Locate every line in the records below that contains the word "Call", and copy each one.

● Records for this exercise
---+---

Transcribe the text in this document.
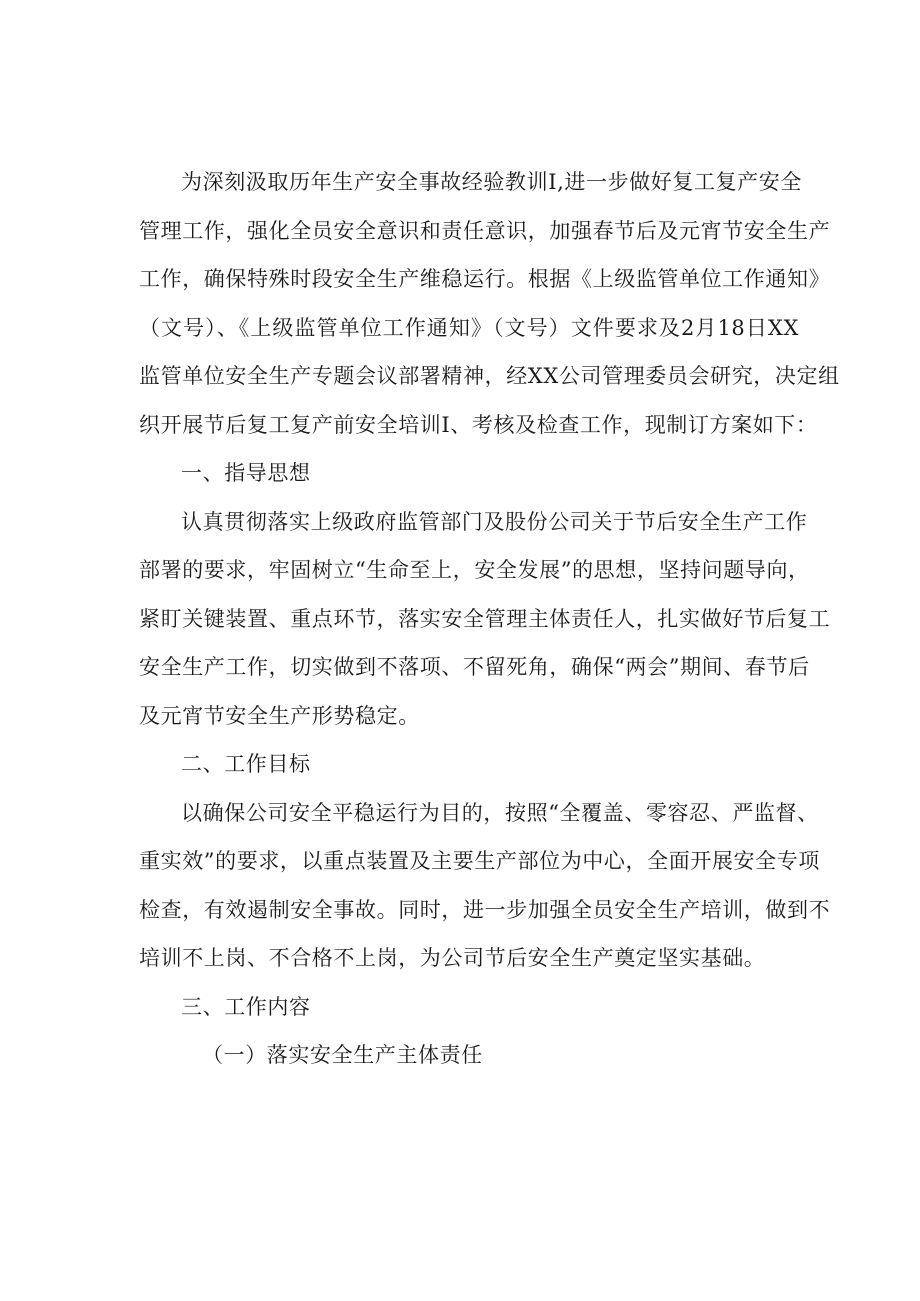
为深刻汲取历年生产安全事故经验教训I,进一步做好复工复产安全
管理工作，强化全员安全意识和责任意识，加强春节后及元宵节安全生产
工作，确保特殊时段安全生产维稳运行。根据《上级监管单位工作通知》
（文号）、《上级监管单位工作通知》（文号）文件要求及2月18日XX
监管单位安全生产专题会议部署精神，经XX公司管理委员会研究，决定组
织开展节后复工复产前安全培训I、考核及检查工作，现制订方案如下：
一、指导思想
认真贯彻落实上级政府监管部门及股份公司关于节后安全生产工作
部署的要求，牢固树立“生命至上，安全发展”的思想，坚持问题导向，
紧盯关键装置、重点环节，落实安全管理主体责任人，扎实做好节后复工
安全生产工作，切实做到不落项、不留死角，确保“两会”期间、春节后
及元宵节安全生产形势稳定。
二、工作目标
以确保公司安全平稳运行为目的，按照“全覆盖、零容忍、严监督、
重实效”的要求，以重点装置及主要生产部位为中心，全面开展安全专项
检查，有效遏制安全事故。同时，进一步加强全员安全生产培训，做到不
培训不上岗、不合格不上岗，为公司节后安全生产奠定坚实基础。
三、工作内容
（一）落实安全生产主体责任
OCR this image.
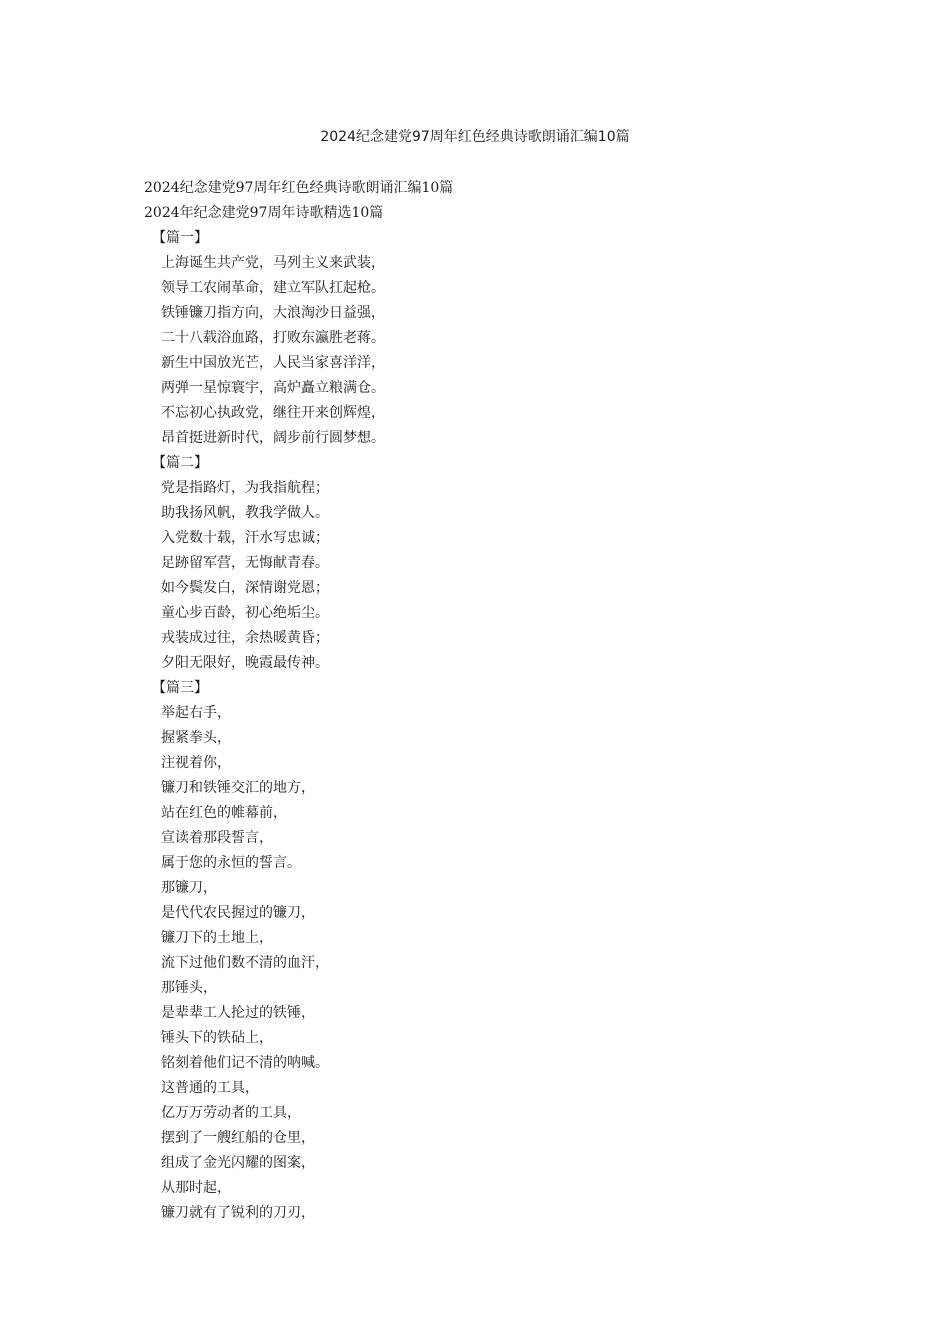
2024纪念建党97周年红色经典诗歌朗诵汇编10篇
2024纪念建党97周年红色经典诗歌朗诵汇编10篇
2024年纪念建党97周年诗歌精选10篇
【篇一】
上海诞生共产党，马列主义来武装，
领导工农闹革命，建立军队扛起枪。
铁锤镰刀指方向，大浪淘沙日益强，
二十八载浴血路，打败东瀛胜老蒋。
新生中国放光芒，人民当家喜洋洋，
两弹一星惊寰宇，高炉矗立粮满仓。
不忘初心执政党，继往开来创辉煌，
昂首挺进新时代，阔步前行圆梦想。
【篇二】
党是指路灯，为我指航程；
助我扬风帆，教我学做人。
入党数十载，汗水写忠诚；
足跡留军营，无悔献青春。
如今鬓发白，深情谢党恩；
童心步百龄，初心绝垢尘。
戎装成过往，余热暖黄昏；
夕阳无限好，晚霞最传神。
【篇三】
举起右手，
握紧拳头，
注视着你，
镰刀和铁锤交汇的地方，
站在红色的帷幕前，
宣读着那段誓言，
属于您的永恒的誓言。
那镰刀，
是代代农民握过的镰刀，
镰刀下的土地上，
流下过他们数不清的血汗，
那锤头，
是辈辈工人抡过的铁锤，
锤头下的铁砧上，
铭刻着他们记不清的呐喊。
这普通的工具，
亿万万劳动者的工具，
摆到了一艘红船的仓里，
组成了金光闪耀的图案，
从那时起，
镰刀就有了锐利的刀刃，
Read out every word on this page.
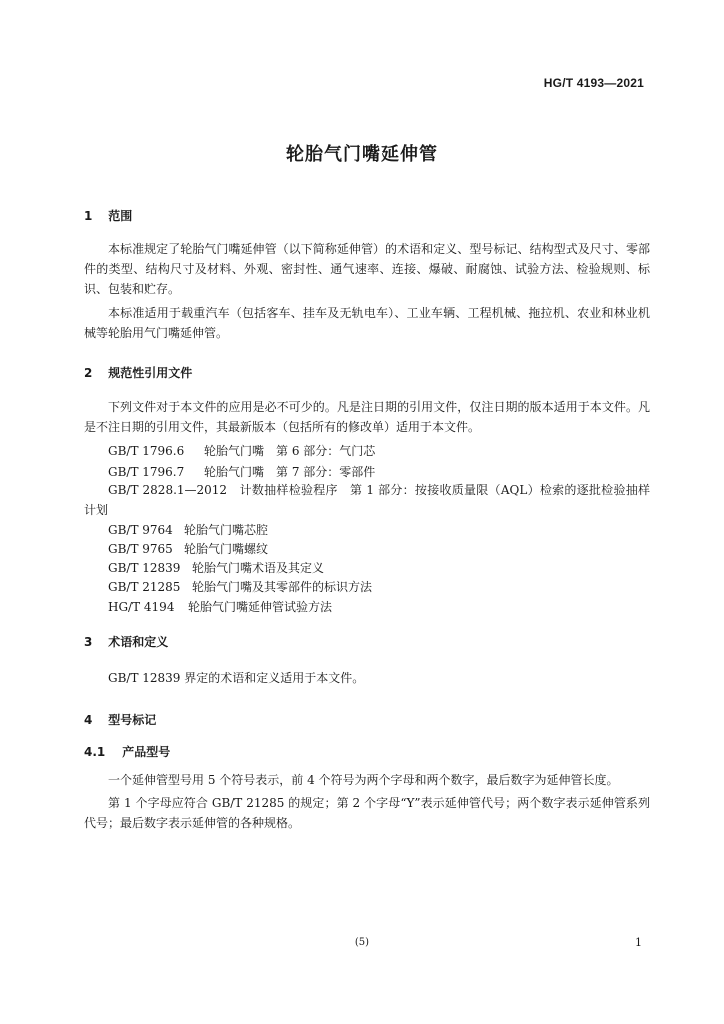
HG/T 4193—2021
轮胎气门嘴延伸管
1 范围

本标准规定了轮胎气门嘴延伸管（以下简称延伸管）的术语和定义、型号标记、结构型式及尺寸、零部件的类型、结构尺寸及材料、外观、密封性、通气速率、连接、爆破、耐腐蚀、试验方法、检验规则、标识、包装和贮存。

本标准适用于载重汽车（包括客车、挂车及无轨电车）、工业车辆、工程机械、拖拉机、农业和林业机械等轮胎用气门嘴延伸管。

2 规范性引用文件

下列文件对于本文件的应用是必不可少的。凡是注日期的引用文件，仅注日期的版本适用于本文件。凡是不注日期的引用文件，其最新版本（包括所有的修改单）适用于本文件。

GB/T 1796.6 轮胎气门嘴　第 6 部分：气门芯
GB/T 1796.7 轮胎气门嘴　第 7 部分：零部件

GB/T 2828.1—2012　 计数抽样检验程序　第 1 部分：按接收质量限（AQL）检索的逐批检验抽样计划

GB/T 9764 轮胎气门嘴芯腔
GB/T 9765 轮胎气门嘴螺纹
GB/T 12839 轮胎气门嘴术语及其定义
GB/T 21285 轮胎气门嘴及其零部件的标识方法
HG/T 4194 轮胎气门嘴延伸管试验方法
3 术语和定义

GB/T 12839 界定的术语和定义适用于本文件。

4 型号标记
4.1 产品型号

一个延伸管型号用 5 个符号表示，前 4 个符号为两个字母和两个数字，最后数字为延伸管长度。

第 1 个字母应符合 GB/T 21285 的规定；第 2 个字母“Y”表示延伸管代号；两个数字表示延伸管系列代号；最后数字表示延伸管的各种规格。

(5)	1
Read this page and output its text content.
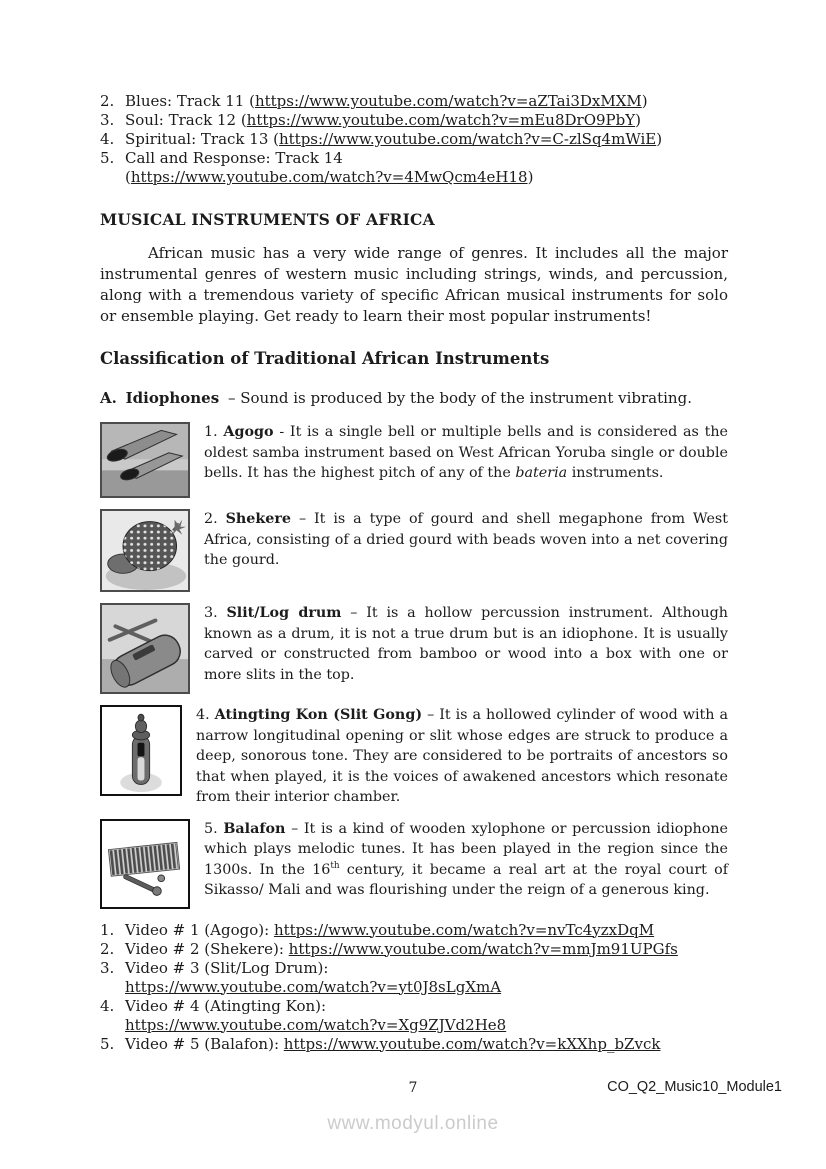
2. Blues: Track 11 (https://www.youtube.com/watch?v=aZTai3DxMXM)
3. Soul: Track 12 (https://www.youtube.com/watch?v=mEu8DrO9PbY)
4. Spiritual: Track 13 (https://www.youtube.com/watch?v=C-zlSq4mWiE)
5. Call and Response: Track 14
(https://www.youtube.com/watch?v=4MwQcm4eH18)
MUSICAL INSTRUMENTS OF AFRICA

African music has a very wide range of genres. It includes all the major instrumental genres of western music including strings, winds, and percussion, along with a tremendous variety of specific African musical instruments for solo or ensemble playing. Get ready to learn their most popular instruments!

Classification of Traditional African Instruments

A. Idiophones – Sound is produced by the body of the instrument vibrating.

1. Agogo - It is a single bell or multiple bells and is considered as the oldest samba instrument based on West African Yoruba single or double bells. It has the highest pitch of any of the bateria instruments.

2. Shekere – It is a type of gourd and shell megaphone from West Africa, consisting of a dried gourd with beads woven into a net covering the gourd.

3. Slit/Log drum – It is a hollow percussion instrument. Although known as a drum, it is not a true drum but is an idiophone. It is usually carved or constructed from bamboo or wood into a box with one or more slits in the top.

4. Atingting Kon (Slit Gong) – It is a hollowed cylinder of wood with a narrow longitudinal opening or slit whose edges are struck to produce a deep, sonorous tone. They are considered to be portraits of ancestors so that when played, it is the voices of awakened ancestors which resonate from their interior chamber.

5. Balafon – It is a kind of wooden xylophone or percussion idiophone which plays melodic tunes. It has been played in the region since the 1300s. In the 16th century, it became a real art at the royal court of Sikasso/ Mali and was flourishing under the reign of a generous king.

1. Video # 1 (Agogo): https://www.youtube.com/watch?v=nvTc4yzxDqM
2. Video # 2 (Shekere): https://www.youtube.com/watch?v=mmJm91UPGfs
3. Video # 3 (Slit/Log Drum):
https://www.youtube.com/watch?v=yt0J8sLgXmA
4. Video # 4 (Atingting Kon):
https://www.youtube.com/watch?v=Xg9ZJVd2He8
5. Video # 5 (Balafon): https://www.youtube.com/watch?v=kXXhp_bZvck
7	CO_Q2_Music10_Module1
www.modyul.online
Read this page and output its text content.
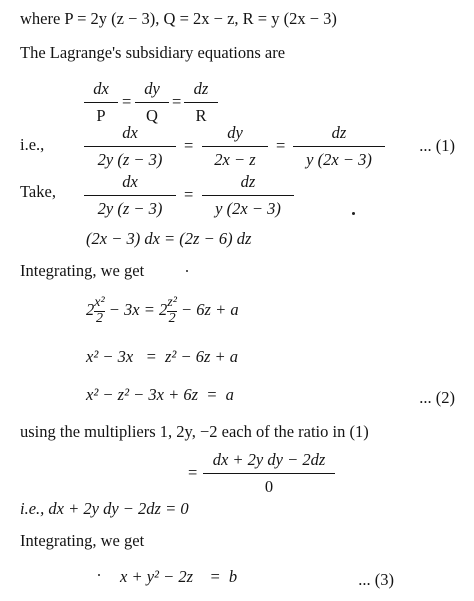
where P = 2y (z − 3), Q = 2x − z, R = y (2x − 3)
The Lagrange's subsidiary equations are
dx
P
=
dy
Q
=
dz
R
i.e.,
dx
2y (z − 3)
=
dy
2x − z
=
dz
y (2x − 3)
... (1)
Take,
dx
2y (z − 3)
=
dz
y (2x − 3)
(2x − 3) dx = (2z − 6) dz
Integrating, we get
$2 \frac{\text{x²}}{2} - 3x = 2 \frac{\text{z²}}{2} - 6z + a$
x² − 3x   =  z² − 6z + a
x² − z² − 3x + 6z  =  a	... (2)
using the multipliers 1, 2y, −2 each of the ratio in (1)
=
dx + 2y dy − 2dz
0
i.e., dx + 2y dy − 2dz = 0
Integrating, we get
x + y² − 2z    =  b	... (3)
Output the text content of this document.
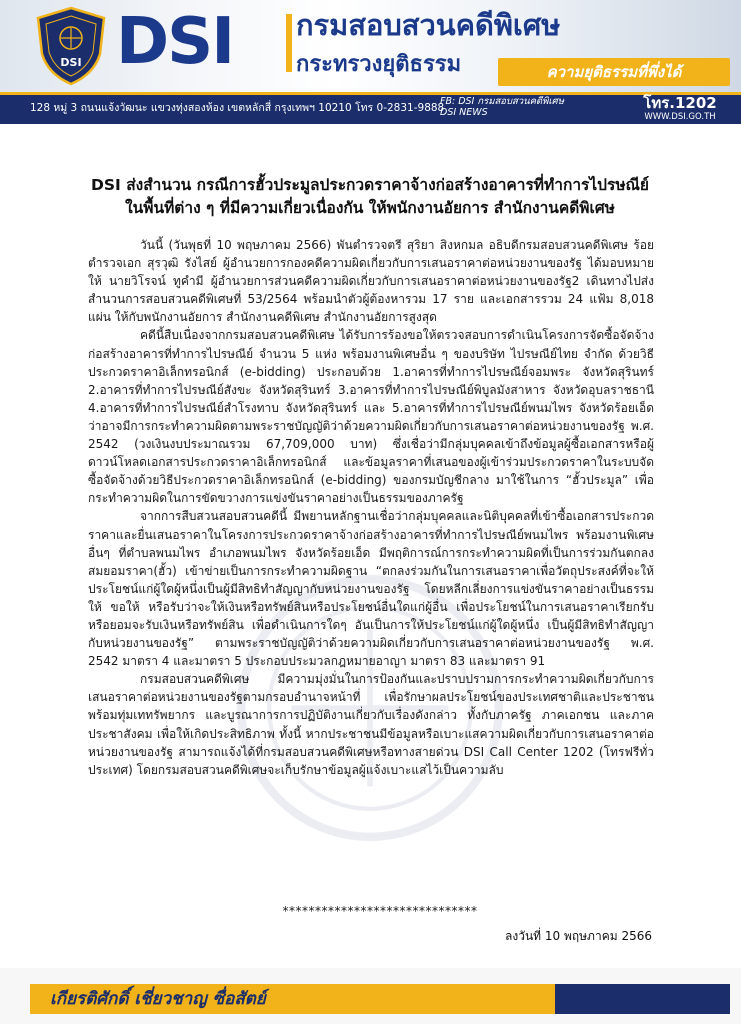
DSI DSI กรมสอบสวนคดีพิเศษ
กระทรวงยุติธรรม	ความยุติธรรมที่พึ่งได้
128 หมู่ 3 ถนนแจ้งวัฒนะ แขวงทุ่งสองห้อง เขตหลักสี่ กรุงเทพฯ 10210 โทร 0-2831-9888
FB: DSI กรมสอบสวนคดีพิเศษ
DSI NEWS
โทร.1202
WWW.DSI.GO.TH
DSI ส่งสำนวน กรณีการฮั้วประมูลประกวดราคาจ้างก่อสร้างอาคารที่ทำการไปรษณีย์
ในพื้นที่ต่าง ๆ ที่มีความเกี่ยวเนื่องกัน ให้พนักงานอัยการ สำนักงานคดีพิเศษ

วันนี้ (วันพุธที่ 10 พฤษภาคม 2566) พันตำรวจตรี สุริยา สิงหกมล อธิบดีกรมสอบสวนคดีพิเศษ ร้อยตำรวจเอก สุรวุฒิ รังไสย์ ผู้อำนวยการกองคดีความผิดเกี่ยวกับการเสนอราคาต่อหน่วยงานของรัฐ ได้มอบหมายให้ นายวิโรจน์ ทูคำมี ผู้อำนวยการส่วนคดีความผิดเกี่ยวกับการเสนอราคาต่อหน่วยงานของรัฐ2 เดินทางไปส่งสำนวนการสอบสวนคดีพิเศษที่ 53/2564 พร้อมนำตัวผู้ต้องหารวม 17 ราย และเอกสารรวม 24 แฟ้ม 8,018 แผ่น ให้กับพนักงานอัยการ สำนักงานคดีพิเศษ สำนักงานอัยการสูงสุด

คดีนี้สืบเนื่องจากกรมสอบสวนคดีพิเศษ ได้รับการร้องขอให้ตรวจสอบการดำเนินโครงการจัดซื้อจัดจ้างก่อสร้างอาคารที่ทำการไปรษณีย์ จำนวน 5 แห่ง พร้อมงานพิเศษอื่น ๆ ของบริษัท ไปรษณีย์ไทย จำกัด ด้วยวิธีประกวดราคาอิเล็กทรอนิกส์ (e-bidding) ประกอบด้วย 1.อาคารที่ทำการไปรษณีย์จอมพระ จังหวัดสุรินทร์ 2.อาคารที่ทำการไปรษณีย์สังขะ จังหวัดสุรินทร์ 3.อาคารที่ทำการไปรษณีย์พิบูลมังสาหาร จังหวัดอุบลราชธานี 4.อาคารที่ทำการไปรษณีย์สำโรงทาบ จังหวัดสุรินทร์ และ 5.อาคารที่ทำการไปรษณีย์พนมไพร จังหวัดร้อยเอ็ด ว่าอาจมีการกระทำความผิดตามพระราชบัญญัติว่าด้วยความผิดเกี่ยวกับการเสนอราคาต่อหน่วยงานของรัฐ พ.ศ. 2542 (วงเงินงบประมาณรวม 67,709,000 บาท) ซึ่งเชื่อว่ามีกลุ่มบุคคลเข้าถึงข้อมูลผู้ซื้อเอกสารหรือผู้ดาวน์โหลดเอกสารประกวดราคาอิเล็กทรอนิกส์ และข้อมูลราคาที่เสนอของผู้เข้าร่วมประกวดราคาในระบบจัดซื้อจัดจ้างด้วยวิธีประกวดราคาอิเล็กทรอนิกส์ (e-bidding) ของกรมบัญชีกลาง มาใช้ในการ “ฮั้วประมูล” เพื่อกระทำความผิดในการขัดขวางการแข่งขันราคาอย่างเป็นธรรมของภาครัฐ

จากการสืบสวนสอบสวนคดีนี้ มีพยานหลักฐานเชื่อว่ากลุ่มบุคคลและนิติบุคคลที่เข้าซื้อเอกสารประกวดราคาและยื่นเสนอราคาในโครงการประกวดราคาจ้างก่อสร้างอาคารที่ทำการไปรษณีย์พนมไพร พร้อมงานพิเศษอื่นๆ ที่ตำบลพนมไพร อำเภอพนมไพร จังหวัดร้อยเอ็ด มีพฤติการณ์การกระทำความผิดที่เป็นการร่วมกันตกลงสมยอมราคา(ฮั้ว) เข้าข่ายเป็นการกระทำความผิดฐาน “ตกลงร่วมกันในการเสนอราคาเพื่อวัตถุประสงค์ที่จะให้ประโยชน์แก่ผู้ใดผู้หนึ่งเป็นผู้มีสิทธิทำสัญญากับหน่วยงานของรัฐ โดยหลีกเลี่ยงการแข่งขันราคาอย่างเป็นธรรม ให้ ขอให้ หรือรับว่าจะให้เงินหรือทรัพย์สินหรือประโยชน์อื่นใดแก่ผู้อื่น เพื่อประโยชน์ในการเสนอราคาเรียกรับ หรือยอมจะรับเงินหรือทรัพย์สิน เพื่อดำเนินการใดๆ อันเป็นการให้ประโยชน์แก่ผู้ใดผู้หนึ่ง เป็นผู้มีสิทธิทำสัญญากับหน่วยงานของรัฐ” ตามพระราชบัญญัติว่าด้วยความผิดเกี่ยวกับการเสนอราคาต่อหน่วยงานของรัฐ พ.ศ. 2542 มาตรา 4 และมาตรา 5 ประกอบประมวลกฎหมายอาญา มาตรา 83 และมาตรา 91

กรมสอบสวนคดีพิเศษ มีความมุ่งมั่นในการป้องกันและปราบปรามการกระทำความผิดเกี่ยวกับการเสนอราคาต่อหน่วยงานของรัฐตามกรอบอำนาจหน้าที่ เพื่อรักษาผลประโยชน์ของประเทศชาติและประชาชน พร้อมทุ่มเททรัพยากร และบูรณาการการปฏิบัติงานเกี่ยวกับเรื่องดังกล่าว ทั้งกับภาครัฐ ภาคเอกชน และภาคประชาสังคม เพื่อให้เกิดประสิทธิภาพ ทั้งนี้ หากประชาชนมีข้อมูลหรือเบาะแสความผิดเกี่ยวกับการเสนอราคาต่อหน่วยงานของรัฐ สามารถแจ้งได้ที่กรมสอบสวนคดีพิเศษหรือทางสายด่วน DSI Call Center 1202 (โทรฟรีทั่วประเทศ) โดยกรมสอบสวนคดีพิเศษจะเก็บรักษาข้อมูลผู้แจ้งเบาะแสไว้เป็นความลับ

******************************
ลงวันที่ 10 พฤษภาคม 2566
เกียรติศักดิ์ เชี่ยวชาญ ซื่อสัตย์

---+---

● Correct result
5. Call and Response: Track 14
กรมสอบสวนคดีพิเศษ มีความมุ่งมั่นในการป้องกันและปราบปรามการกระทำความผิดเกี่ยวกับการเสนอราคาต่อหน่วยงานของรัฐตามกรอบอำนาจหน้าที่ เพื่อรักษาผลประโยชน์ของประเทศชาติและประชาชน พร้อมทุ่มเททรัพยากร และบูรณาการการปฏิบัติงานเกี่ยวกับเรื่องดังกล่าว ทั้งกับภาครัฐ ภาคเอกชน และภาคประชาสังคม เพื่อให้เกิดประสิทธิภาพ ทั้งนี้ หากประชาชนมีข้อมูลหรือเบาะแสความผิดเกี่ยวกับการเสนอราคาต่อหน่วยงานของรัฐ สามารถแจ้งได้ที่กรมสอบสวนคดีพิเศษหรือทางสายด่วน DSI Call Center 1202 (โทรฟรีทั่วประเทศ) โดยกรมสอบสวนคดีพิเศษจะเก็บรักษาข้อมูลผู้แจ้งเบาะแสไว้เป็นความลับ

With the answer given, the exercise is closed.